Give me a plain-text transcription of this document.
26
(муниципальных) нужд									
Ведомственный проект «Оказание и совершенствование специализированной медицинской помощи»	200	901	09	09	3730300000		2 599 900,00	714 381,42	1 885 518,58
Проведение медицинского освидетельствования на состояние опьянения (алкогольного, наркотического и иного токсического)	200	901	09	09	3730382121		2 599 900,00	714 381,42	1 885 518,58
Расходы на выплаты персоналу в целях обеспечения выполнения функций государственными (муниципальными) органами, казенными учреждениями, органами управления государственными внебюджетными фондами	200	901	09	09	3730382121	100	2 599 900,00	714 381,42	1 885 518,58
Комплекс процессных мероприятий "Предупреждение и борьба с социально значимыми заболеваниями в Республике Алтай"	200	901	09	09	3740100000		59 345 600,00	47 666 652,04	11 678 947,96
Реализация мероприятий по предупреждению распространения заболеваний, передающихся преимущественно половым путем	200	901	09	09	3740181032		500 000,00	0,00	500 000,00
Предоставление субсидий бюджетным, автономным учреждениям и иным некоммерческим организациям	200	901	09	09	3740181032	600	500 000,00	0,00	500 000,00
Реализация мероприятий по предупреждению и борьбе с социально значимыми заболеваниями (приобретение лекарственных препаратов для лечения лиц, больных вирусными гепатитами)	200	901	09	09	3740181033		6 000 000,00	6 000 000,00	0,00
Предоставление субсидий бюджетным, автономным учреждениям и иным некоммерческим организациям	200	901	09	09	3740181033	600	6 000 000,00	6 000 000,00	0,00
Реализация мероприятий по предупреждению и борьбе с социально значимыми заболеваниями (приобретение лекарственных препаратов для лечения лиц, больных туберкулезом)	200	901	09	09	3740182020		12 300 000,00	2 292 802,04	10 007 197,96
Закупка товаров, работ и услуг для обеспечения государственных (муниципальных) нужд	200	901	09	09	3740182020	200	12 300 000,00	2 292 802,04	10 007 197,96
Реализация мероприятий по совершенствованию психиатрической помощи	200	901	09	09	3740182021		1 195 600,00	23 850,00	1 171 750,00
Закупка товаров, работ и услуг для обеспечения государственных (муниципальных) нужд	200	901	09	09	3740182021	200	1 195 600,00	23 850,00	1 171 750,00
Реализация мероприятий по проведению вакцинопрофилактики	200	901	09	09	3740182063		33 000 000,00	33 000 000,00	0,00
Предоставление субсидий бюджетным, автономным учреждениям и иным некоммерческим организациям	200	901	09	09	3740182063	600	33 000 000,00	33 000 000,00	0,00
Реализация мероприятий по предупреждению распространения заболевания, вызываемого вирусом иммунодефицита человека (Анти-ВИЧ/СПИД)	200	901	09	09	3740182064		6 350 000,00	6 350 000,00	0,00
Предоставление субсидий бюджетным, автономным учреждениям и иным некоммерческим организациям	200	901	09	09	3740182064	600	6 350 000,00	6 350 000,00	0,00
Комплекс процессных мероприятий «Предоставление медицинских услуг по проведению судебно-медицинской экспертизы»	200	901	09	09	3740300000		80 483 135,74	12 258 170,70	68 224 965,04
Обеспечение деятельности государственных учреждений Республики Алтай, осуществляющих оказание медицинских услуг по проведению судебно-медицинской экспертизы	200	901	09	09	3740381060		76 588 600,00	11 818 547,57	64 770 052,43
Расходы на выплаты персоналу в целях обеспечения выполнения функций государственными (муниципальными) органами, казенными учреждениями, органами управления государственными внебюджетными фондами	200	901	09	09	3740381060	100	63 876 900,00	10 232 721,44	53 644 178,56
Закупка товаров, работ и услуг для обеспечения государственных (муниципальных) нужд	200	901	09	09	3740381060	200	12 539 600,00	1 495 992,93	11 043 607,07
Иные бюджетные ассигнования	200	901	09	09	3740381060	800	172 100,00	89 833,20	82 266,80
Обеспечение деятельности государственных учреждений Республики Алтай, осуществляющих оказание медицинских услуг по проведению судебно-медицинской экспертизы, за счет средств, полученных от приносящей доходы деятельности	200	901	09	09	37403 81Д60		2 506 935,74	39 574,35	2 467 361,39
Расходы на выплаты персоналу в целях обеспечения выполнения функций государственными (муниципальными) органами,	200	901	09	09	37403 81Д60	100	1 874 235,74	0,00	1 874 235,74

**Exercise**
Select and copy every line of the material that holds the string "учреждениями".

**Expected answer**
Расходы на выплаты персоналу в целях обеспечения выполнения функций государственными (муниципальными) органами, казенными учреждениями, органами управления государственными внебюджетными фондами	200	901	09	09	3730382121	100	2 599 900,00	714 381,42	1 885 518,58
Расходы на выплаты персоналу в целях обеспечения выполнения функций государственными (муниципальными) органами, казенными учреждениями, органами управления государственными внебюджетными фондами	200	901	09	09	3740381060	100	63 876 900,00	10 232 721,44	53 644 178,56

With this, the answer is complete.